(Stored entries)
····················

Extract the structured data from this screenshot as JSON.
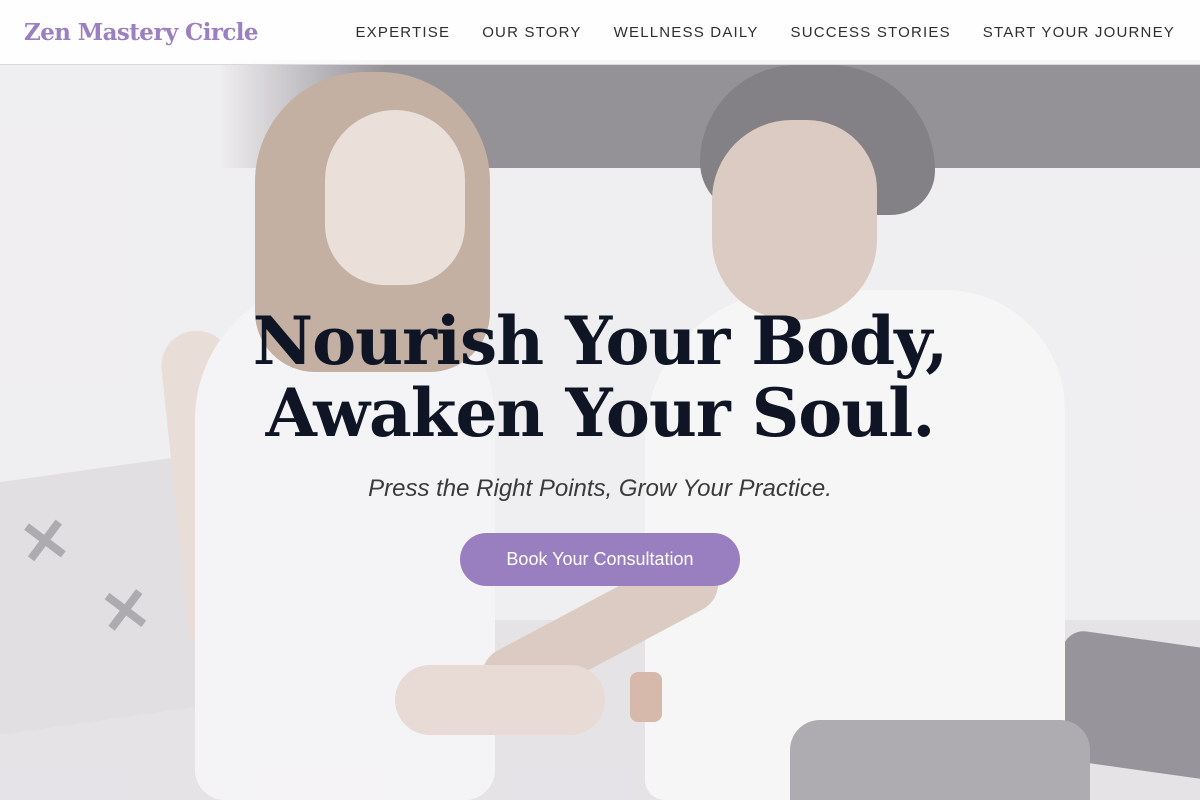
{
  "brand": {
    "logo_text": "Zen Mastery Circle",
    "accent_color": "#9a7fc0"
  },
  "nav": {
    "items": [
      {
        "label": "EXPERTISE"
      },
      {
        "label": "OUR STORY"
      },
      {
        "label": "WELLNESS DAILY"
      },
      {
        "label": "SUCCESS STORIES"
      },
      {
        "label": "START YOUR JOURNEY"
      }
    ]
  },
  "hero": {
    "headline_line1": "Nourish Your Body,",
    "headline_line2": "Awaken Your Soul.",
    "tagline": "Press the Right Points, Grow Your Practice.",
    "cta_label": "Book Your Consultation",
    "headline_color": "#0f1524"
  }
}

····················

From the material above, reproduce everything verbatim except the pictures.

Extract the structured data from this screenshot as JSON.
{
  "brand": {
    "logo_text": "Zen Mastery Circle",
    "accent_color": "#9a7fc0"
  },
  "nav": {
    "items": [
      {
        "label": "EXPERTISE"
      },
      {
        "label": "OUR STORY"
      },
      {
        "label": "WELLNESS DAILY"
      },
      {
        "label": "SUCCESS STORIES"
      },
      {
        "label": "START YOUR JOURNEY"
      }
    ]
  },
  "hero": {
    "headline_line1": "Nourish Your Body,",
    "headline_line2": "Awaken Your Soul.",
    "tagline": "Press the Right Points, Grow Your Practice.",
    "cta_label": "Book Your Consultation",
    "headline_color": "#0f1524"
  }
}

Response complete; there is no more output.